-- Task objective --
Set down the whole listing verbatim.

-- Recorded data --
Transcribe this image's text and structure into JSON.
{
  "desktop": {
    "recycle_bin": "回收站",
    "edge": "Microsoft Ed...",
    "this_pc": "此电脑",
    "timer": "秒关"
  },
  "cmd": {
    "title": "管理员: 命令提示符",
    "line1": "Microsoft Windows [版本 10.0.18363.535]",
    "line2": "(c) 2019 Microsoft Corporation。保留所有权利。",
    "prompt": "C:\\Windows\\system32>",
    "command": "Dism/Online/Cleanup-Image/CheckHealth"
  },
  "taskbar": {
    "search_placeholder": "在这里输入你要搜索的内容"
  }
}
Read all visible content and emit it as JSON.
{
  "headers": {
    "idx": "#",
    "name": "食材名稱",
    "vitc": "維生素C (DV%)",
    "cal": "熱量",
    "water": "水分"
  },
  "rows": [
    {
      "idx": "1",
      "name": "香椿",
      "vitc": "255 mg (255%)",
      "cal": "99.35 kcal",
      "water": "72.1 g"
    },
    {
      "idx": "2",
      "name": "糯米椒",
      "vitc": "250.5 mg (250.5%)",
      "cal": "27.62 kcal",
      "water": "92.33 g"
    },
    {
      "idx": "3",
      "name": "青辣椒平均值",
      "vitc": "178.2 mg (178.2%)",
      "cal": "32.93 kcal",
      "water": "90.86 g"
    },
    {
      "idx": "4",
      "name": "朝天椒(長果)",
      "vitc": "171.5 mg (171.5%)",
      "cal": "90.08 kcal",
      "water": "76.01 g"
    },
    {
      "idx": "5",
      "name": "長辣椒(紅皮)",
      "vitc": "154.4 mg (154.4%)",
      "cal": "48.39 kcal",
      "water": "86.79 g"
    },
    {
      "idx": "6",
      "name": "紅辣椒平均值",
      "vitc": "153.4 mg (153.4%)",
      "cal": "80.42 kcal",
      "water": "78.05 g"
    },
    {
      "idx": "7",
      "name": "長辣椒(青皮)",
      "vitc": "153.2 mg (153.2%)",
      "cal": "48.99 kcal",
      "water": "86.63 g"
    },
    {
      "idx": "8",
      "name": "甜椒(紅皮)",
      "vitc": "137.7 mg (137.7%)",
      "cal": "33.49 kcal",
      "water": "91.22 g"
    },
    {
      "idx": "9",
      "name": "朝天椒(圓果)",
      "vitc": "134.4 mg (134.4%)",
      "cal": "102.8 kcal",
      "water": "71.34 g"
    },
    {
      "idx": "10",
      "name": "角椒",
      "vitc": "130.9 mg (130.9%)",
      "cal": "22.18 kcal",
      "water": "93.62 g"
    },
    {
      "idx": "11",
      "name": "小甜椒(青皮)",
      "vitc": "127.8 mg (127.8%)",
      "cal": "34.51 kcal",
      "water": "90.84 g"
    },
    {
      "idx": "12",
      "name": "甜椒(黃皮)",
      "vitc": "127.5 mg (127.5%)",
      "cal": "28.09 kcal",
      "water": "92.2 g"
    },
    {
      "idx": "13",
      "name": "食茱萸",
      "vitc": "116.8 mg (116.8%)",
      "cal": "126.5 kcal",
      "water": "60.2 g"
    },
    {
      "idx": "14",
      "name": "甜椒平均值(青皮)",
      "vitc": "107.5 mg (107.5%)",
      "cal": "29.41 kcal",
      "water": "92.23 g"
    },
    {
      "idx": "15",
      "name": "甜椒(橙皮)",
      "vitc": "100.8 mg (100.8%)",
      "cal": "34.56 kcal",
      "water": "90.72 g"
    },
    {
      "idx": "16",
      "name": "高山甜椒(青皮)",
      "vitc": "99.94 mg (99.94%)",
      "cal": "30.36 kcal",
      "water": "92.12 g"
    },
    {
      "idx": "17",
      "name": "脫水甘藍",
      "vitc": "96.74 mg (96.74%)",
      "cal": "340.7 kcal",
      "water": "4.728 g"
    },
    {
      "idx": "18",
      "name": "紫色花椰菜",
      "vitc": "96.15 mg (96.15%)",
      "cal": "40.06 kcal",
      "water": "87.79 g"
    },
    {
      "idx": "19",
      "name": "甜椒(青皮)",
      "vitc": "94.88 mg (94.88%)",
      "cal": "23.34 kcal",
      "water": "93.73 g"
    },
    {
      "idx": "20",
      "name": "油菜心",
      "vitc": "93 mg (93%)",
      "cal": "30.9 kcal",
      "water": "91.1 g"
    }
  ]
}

-- Completed task --
Transcribe this image's text and structure into JSON.
{
  "desktop": {
    "recycle_bin": "回收站",
    "edge": "Microsoft Ed...",
    "this_pc": "此电脑",
    "timer": "秒关"
  },
  "cmd": {
    "title": "管理员: 命令提示符",
    "line1": "Microsoft Windows [版本 10.0.18363.535]",
    "line2": "(c) 2019 Microsoft Corporation。保留所有权利。",
    "prompt": "C:\\Windows\\system32>",
    "command": "Dism/Online/Cleanup-Image/CheckHealth"
  },
  "taskbar": {
    "search_placeholder": "在这里输入你要搜索的内容"
  }
}
Read all visible content and emit it as JSON.
{
  "headers": {
    "idx": "#",
    "name": "食材名稱",
    "vitc": "維生素C (DV%)",
    "cal": "熱量",
    "water": "水分"
  },
  "rows": [
    {
      "idx": "1",
      "name": "香椿",
      "vitc": "255 mg (255%)",
      "cal": "99.35 kcal",
      "water": "72.1 g"
    },
    {
      "idx": "2",
      "name": "糯米椒",
      "vitc": "250.5 mg (250.5%)",
      "cal": "27.62 kcal",
      "water": "92.33 g"
    },
    {
      "idx": "3",
      "name": "青辣椒平均值",
      "vitc": "178.2 mg (178.2%)",
      "cal": "32.93 kcal",
      "water": "90.86 g"
    },
    {
      "idx": "4",
      "name": "朝天椒(長果)",
      "vitc": "171.5 mg (171.5%)",
      "cal": "90.08 kcal",
      "water": "76.01 g"
    },
    {
      "idx": "5",
      "name": "長辣椒(紅皮)",
      "vitc": "154.4 mg (154.4%)",
      "cal": "48.39 kcal",
      "water": "86.79 g"
    },
    {
      "idx": "6",
      "name": "紅辣椒平均值",
      "vitc": "153.4 mg (153.4%)",
      "cal": "80.42 kcal",
      "water": "78.05 g"
    },
    {
      "idx": "7",
      "name": "長辣椒(青皮)",
      "vitc": "153.2 mg (153.2%)",
      "cal": "48.99 kcal",
      "water": "86.63 g"
    },
    {
      "idx": "8",
      "name": "甜椒(紅皮)",
      "vitc": "137.7 mg (137.7%)",
      "cal": "33.49 kcal",
      "water": "91.22 g"
    },
    {
      "idx": "9",
      "name": "朝天椒(圓果)",
      "vitc": "134.4 mg (134.4%)",
      "cal": "102.8 kcal",
      "water": "71.34 g"
    },
    {
      "idx": "10",
      "name": "角椒",
      "vitc": "130.9 mg (130.9%)",
      "cal": "22.18 kcal",
      "water": "93.62 g"
    },
    {
      "idx": "11",
      "name": "小甜椒(青皮)",
      "vitc": "127.8 mg (127.8%)",
      "cal": "34.51 kcal",
      "water": "90.84 g"
    },
    {
      "idx": "12",
      "name": "甜椒(黃皮)",
      "vitc": "127.5 mg (127.5%)",
      "cal": "28.09 kcal",
      "water": "92.2 g"
    },
    {
      "idx": "13",
      "name": "食茱萸",
      "vitc": "116.8 mg (116.8%)",
      "cal": "126.5 kcal",
      "water": "60.2 g"
    },
    {
      "idx": "14",
      "name": "甜椒平均值(青皮)",
      "vitc": "107.5 mg (107.5%)",
      "cal": "29.41 kcal",
      "water": "92.23 g"
    },
    {
      "idx": "15",
      "name": "甜椒(橙皮)",
      "vitc": "100.8 mg (100.8%)",
      "cal": "34.56 kcal",
      "water": "90.72 g"
    },
    {
      "idx": "16",
      "name": "高山甜椒(青皮)",
      "vitc": "99.94 mg (99.94%)",
      "cal": "30.36 kcal",
      "water": "92.12 g"
    },
    {
      "idx": "17",
      "name": "脫水甘藍",
      "vitc": "96.74 mg (96.74%)",
      "cal": "340.7 kcal",
      "water": "4.728 g"
    },
    {
      "idx": "18",
      "name": "紫色花椰菜",
      "vitc": "96.15 mg (96.15%)",
      "cal": "40.06 kcal",
      "water": "87.79 g"
    },
    {
      "idx": "19",
      "name": "甜椒(青皮)",
      "vitc": "94.88 mg (94.88%)",
      "cal": "23.34 kcal",
      "water": "93.73 g"
    },
    {
      "idx": "20",
      "name": "油菜心",
      "vitc": "93 mg (93%)",
      "cal": "30.9 kcal",
      "water": "91.1 g"
    }
  ]
}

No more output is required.